— PROBLEM TO SOLVE —
Find the word "object" in the listing; pull out each line holding it.

— AVAILABLE DATA —
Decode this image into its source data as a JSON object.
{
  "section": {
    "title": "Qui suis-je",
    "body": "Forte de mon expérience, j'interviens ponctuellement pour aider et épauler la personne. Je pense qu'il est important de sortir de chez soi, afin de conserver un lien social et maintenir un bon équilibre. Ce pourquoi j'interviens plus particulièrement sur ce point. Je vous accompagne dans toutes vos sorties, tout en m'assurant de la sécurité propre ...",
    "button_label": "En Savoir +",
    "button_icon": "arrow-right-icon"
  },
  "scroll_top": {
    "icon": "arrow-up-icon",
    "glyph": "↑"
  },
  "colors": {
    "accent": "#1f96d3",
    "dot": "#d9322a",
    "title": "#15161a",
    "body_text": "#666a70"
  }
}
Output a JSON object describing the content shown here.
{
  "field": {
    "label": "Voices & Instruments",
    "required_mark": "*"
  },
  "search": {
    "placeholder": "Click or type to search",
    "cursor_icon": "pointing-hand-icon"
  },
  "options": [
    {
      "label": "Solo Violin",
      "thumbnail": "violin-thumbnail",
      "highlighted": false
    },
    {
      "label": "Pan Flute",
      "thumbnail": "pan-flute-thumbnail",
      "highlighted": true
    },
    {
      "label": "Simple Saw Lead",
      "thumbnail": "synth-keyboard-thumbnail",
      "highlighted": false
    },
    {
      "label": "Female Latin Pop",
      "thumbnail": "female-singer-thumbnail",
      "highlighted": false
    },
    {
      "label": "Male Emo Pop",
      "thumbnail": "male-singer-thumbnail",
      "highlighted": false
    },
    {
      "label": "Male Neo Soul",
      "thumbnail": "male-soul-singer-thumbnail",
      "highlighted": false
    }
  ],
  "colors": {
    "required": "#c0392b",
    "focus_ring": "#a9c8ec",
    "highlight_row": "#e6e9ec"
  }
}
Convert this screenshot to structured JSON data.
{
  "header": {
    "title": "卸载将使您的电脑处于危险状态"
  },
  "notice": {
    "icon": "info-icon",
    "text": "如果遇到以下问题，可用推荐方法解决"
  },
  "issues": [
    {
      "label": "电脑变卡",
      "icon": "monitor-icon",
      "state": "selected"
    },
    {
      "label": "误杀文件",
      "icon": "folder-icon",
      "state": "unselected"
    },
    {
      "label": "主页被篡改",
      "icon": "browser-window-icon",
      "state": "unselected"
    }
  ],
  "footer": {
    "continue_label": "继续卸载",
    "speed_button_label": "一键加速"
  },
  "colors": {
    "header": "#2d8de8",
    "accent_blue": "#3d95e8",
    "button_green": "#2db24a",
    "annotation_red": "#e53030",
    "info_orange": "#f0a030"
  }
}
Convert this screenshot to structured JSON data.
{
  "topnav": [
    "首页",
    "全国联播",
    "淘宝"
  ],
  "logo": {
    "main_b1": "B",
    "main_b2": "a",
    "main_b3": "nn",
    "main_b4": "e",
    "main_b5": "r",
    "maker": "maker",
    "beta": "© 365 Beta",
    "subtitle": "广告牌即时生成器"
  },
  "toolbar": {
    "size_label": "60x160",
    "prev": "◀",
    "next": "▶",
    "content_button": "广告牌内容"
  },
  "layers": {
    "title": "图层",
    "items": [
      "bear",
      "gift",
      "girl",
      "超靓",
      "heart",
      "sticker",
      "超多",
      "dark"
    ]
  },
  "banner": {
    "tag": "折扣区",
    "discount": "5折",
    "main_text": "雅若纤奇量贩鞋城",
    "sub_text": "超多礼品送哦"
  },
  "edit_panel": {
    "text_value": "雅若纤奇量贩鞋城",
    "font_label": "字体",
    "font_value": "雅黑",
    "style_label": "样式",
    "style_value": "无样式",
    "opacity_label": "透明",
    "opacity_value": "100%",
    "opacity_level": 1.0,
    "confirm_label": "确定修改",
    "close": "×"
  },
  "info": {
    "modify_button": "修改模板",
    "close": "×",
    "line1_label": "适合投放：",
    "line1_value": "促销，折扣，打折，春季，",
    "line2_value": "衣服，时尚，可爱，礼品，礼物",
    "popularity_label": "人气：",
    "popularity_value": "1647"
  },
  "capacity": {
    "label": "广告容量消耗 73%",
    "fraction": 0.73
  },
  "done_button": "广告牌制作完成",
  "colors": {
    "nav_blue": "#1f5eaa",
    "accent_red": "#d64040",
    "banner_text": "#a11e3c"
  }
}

— THE COMPLETED TASK —
Decode this image into its source data as a JSON object.
Output a JSON object describing the content shown here.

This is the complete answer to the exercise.